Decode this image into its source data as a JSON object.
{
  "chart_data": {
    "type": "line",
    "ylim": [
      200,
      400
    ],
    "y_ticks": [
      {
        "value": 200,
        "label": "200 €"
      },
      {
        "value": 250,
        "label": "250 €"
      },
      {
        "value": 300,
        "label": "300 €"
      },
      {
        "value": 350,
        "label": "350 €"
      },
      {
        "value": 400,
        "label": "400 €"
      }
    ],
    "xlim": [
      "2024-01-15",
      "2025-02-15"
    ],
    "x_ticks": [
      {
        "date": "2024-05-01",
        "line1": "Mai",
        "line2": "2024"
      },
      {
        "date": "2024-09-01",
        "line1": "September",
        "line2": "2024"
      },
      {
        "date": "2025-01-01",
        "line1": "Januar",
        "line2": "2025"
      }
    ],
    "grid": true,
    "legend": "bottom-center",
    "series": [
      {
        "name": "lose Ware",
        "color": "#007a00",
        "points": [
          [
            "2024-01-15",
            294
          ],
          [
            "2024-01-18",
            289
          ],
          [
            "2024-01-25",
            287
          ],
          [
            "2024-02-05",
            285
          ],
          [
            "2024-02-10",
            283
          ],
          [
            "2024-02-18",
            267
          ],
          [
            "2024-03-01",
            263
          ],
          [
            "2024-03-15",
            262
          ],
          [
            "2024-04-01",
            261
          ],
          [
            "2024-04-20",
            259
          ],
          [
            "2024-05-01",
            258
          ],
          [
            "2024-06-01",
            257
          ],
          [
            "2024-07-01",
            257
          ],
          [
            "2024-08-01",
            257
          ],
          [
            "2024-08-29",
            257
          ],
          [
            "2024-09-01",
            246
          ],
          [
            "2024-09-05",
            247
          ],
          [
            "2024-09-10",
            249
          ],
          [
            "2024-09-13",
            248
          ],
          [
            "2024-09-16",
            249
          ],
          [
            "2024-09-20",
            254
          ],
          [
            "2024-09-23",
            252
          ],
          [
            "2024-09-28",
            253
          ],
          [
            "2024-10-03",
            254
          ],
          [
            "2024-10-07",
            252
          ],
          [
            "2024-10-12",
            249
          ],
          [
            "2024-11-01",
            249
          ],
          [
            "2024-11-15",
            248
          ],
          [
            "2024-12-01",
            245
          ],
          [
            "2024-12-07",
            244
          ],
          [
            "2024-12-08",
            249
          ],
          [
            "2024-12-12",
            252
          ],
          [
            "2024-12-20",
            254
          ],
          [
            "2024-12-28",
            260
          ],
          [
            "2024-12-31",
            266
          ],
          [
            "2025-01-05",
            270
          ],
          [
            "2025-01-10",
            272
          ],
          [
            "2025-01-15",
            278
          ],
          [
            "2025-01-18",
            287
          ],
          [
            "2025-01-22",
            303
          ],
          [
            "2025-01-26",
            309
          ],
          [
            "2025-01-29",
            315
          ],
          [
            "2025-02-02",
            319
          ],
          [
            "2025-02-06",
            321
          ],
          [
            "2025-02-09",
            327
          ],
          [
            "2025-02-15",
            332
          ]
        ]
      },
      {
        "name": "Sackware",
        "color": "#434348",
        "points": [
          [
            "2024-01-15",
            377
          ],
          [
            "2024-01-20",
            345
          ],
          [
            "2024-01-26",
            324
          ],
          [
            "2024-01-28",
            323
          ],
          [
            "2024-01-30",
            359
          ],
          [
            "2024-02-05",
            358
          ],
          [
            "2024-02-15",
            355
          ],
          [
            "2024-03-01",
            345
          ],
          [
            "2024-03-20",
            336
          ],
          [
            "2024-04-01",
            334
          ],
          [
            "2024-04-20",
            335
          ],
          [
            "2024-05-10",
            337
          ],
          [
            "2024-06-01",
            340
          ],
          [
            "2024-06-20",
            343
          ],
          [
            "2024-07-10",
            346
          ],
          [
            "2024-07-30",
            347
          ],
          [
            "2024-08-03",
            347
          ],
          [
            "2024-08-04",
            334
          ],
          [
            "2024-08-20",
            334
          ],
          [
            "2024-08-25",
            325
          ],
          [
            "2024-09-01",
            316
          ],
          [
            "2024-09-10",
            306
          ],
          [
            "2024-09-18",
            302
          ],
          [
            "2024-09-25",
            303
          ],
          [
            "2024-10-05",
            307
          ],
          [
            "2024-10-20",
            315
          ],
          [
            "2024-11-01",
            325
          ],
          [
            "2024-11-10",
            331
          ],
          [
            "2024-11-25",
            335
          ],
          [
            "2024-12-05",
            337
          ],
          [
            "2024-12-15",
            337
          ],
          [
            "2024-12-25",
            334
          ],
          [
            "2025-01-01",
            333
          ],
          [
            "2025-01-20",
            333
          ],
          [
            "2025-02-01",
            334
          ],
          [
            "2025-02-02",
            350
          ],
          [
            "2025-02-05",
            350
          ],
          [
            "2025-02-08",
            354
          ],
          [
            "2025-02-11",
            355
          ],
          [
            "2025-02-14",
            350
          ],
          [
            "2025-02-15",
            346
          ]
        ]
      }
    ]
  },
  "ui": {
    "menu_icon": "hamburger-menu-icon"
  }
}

Brief> Pull out each line containing the word "date" and copy it.

Task result>
        "date": "2024-05-01",
        "date": "2024-09-01",
        "date": "2025-01-01",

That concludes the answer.